» **EXERCISE DATA**:

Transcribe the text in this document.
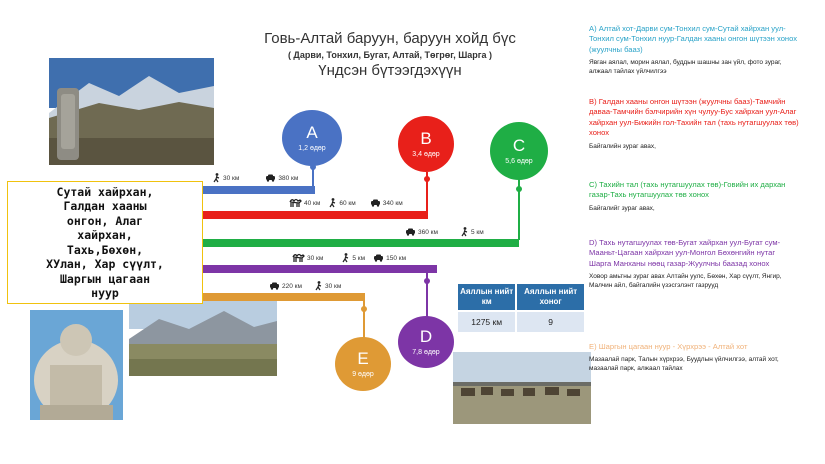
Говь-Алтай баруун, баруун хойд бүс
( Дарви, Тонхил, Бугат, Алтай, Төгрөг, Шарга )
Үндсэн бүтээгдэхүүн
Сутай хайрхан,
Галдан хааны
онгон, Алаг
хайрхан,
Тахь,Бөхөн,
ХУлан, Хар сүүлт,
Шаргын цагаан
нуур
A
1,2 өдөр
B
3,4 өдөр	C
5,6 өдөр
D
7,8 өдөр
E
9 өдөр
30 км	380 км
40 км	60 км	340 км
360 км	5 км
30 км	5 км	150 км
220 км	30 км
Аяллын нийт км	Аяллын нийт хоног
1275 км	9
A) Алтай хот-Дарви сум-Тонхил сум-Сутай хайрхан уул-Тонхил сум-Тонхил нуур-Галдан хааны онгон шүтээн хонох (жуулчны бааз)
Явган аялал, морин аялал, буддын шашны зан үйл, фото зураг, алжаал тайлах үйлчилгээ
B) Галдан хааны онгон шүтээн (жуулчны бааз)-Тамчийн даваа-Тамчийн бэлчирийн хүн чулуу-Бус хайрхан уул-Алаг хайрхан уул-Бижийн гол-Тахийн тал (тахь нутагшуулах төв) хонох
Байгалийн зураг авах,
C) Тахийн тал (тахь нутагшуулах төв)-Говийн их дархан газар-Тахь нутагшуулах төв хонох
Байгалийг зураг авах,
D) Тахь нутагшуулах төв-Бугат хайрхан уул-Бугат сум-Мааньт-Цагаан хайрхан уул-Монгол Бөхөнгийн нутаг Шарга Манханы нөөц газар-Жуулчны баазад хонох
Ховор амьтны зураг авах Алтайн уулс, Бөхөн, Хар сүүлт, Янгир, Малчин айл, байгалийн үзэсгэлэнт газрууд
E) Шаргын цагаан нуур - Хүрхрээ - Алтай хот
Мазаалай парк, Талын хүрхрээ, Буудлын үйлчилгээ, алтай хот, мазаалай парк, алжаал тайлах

---

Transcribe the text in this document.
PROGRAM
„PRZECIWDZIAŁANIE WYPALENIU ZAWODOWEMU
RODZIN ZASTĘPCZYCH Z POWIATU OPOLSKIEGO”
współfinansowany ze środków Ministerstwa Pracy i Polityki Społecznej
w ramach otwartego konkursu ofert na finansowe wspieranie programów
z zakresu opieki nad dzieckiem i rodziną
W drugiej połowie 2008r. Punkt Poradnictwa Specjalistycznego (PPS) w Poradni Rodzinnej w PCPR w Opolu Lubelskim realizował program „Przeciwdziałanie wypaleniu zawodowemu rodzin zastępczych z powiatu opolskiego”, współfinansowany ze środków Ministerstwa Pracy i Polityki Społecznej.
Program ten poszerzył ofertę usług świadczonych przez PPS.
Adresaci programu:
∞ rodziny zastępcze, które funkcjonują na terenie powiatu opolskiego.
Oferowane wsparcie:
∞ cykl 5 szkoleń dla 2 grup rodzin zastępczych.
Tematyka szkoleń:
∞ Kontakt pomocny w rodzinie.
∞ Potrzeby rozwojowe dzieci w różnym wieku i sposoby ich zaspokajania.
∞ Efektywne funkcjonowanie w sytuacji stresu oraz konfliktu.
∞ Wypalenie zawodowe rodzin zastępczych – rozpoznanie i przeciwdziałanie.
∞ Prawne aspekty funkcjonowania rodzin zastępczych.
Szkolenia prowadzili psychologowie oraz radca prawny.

» **WHAT THE TASK ASKS**: Count the lines of the material that include the word "Шаргын", then state only the total.

» **TASK RESULT**: 2